§ **Requirements**:
List the lines of this listing that hold the word "Filosofia".

Given data start

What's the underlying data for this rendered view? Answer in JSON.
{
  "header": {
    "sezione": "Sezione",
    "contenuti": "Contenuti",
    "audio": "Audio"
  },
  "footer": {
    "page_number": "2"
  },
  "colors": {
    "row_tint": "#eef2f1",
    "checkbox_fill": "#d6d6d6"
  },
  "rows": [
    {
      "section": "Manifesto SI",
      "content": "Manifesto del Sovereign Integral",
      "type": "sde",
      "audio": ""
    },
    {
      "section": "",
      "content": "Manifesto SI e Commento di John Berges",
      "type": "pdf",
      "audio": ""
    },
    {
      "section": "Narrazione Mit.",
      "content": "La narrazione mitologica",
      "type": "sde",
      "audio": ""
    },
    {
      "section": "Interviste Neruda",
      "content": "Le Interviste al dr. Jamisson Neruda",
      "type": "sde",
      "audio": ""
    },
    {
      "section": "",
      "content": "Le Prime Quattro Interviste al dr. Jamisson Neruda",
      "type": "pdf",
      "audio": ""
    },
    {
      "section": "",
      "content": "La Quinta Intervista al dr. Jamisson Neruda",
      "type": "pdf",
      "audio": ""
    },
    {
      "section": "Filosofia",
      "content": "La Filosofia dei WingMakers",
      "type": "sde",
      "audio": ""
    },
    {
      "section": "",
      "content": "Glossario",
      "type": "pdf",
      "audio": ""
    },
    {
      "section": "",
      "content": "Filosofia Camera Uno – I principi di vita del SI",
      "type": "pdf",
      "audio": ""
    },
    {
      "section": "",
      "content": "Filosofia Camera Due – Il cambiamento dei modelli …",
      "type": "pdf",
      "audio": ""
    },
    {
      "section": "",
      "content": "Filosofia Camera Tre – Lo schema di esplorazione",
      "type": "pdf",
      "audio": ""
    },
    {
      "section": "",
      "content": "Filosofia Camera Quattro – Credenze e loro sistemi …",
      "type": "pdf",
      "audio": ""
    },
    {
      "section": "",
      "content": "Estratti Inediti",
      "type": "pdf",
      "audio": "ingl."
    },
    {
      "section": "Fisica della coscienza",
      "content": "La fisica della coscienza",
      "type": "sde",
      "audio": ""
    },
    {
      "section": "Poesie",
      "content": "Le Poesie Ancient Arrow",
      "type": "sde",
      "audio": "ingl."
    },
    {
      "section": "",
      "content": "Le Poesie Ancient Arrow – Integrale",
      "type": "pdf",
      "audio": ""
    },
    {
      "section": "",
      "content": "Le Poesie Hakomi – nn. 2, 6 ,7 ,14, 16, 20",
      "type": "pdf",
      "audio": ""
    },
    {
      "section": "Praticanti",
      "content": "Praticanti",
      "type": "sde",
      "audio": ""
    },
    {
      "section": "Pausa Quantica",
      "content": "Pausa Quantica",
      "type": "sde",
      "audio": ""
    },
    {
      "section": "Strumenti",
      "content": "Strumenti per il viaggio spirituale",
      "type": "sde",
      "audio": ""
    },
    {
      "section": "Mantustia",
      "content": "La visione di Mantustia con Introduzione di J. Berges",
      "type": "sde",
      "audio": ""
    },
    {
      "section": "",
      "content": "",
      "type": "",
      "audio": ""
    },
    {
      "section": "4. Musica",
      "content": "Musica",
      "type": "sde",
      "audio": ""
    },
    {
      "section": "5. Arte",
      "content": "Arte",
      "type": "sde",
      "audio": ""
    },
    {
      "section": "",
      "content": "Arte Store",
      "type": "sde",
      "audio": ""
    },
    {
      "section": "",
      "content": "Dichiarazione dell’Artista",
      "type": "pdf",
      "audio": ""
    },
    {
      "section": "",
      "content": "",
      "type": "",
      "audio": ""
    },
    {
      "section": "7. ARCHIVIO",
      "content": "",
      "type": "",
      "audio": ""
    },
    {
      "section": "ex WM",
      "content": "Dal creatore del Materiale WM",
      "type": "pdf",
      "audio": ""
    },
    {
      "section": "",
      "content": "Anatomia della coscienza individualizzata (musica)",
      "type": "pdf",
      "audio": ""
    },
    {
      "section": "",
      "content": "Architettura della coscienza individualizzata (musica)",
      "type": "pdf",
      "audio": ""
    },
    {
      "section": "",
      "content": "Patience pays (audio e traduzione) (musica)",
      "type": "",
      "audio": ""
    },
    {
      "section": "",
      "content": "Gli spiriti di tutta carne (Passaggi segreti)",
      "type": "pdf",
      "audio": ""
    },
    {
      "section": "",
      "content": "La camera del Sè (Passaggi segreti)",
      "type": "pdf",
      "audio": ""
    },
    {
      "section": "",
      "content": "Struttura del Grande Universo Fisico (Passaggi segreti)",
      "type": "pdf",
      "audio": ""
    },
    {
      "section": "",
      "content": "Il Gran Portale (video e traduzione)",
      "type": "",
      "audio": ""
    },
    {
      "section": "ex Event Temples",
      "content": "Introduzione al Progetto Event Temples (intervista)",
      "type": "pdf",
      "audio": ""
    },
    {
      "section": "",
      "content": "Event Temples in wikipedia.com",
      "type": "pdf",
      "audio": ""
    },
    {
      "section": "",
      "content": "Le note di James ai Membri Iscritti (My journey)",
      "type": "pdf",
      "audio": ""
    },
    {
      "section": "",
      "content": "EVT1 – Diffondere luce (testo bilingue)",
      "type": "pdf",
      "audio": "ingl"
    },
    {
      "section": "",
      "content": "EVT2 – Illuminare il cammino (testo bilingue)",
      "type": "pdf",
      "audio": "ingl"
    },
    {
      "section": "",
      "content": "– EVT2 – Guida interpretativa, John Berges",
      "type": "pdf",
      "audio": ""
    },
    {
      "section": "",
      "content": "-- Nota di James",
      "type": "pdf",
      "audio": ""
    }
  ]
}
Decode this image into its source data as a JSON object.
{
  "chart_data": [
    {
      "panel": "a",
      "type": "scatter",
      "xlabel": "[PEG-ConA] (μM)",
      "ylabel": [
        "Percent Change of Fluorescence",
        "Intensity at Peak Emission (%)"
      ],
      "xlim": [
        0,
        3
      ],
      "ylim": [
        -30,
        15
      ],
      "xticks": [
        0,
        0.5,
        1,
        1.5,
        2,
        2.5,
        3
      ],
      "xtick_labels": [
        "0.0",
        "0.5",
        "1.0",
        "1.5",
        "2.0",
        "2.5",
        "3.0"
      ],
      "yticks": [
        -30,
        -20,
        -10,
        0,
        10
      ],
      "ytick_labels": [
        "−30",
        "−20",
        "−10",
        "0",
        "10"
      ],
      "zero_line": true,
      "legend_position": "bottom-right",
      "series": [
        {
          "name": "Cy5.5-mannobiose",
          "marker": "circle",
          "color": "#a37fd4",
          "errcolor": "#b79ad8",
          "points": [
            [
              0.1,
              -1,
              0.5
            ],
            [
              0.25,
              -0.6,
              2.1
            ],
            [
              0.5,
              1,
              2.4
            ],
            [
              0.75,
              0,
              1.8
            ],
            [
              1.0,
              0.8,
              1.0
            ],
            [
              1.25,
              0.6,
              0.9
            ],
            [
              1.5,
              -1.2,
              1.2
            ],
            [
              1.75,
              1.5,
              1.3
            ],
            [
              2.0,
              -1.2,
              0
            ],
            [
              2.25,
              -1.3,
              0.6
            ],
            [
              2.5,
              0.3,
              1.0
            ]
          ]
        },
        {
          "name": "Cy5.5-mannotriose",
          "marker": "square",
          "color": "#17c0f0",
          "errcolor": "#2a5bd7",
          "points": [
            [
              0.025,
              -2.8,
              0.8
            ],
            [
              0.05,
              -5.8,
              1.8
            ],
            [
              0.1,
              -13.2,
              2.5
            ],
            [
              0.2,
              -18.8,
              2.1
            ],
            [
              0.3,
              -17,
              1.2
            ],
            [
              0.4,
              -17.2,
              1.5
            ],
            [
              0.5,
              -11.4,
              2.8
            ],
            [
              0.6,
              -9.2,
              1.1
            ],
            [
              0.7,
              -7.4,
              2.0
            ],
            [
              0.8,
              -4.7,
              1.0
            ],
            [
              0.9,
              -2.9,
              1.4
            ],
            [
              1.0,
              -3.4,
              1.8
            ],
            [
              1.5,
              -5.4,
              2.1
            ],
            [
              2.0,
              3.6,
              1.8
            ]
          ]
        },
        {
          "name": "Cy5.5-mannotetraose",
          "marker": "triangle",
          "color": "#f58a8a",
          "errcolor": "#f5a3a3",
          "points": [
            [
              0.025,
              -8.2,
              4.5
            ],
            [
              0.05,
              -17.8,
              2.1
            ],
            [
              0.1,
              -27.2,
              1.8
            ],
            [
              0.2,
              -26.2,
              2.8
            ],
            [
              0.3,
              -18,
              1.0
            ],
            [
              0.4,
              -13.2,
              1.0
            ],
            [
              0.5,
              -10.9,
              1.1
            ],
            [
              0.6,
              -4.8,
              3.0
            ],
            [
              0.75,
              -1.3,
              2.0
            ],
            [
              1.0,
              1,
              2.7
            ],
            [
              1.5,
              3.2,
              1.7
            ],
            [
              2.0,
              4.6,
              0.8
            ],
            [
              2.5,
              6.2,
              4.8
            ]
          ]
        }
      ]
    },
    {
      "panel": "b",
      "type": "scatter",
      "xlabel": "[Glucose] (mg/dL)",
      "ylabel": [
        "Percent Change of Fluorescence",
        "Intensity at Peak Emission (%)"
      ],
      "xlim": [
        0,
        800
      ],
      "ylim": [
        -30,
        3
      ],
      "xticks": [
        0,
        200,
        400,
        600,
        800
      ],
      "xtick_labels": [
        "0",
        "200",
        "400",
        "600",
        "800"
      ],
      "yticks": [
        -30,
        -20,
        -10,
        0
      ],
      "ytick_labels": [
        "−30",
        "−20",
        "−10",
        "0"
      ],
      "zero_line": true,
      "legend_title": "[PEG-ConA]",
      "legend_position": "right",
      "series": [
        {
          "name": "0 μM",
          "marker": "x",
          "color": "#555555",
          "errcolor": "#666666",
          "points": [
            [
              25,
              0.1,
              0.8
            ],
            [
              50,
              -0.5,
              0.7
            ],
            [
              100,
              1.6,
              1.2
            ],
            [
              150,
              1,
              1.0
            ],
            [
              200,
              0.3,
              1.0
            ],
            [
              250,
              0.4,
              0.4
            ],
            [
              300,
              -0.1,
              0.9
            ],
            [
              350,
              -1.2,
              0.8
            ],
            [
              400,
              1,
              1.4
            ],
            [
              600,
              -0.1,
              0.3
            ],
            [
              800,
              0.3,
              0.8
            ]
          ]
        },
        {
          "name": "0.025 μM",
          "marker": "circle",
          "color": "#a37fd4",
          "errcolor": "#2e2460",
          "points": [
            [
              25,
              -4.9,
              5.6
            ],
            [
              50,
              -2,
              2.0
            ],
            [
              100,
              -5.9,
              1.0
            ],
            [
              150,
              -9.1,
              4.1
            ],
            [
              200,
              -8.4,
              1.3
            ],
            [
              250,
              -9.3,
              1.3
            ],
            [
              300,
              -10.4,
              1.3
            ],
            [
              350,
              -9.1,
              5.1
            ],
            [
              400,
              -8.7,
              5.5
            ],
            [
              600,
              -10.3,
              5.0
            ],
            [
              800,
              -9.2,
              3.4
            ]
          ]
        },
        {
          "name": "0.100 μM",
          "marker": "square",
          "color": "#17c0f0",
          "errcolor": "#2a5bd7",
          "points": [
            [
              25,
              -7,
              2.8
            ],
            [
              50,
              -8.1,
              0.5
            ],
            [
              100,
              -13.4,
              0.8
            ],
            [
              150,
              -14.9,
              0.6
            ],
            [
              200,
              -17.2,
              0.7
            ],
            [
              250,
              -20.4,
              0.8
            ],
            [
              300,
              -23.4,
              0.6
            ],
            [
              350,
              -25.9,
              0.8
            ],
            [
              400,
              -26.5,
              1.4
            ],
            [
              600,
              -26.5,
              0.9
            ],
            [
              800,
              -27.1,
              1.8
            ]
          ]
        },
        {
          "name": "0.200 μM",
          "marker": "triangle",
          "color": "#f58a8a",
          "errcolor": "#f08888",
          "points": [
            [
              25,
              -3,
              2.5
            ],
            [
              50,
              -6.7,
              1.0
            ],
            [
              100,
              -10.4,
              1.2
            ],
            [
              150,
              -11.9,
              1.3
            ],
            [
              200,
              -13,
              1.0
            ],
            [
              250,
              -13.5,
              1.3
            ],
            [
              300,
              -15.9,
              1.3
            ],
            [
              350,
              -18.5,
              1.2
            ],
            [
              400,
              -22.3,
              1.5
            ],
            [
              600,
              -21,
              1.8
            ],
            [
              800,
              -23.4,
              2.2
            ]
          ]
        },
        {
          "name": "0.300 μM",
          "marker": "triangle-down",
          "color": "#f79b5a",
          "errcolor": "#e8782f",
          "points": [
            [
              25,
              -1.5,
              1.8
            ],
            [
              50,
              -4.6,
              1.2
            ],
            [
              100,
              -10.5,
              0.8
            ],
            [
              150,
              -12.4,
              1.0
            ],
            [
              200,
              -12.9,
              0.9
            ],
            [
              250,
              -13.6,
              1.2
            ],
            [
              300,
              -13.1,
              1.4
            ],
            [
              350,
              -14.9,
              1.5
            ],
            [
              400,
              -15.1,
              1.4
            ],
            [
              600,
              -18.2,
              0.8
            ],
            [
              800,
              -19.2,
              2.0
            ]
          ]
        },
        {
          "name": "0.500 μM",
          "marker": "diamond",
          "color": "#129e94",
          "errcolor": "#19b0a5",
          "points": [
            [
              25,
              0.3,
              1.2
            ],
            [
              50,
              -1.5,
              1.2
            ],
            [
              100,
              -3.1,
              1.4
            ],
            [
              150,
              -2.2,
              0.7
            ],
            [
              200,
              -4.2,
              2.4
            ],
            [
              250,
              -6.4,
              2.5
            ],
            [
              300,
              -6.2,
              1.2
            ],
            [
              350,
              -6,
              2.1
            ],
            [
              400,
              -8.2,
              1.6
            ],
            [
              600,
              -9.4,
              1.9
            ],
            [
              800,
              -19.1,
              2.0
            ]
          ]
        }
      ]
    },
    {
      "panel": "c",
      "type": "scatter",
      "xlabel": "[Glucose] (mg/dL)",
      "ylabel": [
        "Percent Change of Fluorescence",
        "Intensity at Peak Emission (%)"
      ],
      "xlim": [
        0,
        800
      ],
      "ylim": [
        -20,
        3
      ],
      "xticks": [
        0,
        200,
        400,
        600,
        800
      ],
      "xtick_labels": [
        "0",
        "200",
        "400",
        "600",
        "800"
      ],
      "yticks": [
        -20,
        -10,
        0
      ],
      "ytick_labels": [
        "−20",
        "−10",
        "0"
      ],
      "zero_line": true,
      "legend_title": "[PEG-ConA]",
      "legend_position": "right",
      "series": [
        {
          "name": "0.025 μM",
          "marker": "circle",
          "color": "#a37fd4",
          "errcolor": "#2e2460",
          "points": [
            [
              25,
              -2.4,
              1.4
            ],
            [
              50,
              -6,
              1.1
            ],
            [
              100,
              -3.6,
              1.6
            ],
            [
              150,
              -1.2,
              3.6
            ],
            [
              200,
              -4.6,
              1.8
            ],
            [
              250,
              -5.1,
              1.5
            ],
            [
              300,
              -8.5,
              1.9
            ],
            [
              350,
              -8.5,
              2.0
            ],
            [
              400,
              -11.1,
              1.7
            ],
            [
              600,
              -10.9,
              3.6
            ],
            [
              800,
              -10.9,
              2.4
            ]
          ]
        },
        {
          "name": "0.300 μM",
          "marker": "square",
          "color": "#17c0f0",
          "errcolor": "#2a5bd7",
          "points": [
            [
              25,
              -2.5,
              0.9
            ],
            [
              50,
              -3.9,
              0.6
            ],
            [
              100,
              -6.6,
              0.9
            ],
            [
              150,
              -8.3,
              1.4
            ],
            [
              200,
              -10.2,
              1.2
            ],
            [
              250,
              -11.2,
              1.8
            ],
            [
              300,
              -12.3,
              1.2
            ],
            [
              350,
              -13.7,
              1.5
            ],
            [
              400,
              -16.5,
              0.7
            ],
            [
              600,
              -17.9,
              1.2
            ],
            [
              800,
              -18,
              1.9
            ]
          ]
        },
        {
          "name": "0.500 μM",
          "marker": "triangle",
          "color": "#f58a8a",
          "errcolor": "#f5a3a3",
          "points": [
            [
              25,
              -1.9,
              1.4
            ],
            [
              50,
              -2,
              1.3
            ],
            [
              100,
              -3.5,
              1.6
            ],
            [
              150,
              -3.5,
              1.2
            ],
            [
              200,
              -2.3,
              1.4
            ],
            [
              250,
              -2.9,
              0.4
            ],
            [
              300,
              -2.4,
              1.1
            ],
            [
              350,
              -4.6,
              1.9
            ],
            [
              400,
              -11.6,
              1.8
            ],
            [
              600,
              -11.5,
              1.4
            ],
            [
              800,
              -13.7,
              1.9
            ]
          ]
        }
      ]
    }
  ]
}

Given data end

§ **Response to this task**:
      "section": "Filosofia",
      "content": "La Filosofia dei WingMakers",
      "content": "Filosofia Camera Uno – I principi di vita del SI",
      "content": "Filosofia Camera Due – Il cambiamento dei modelli …",
      "content": "Filosofia Camera Tre – Lo schema di esplorazione",
      "content": "Filosofia Camera Quattro – Credenze e loro sistemi …",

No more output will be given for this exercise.